EXTRACTED INFORMATION ▸
—————
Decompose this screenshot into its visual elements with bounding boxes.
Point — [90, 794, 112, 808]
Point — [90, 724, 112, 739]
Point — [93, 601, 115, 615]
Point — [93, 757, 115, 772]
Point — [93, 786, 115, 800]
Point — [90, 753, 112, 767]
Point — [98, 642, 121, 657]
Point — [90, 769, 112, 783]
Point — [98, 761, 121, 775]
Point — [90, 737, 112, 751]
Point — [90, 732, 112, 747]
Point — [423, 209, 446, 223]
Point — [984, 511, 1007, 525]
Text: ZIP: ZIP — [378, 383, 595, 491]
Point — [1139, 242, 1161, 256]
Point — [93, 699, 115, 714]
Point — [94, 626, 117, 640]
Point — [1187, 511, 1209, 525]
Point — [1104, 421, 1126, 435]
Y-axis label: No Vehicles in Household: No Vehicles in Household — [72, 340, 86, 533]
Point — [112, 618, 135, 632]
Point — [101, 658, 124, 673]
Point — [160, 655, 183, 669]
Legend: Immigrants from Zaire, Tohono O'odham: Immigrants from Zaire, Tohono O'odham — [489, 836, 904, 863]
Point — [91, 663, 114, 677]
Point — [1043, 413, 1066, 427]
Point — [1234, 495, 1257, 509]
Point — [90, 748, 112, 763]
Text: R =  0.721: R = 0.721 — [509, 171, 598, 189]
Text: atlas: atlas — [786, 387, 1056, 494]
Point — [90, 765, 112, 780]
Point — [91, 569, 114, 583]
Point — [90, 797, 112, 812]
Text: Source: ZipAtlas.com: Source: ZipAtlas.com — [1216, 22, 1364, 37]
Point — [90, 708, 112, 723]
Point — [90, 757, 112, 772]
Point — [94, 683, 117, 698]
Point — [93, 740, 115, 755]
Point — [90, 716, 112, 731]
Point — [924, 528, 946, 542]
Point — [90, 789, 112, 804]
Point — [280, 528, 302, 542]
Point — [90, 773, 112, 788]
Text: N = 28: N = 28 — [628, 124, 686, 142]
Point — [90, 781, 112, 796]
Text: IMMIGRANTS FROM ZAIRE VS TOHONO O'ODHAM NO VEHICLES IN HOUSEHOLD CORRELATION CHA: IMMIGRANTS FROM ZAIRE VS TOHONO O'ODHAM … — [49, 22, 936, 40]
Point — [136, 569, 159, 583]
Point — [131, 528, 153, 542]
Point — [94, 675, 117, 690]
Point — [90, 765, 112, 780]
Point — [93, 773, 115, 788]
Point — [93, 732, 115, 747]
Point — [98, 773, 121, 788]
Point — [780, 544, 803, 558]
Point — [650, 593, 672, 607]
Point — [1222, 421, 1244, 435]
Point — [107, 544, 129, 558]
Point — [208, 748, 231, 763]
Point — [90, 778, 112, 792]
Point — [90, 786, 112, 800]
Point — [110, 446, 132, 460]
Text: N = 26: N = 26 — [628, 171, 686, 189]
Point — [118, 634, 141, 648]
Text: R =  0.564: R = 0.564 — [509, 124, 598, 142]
—————
Give the records above, from their first line up to and including the line with "Text: ZIP: ZIP — [378, 383, 595, 491]", as a Markdown table with the columns Row and Line. Number the rows and omit blank lines.

COMPLETE ANSWER ▸
| Row | Line |
|---|---|
| 1 | Decompose this screenshot into its visual elements with bounding boxes. |
| 2 | Point — [90, 794, 112, 808] |
| 3 | Point — [90, 724, 112, 739] |
| 4 | Point — [93, 601, 115, 615] |
| 5 | Point — [93, 757, 115, 772] |
| 6 | Point — [93, 786, 115, 800] |
| 7 | Point — [90, 753, 112, 767] |
| 8 | Point — [98, 642, 121, 657] |
| 9 | Point — [90, 769, 112, 783] |
| 10 | Point — [98, 761, 121, 775] |
| 11 | Point — [90, 737, 112, 751] |
| 12 | Point — [90, 732, 112, 747] |
| 13 | Point — [423, 209, 446, 223] |
| 14 | Point — [984, 511, 1007, 525] |
| 15 | Text: ZIP: ZIP — [378, 383, 595, 491] |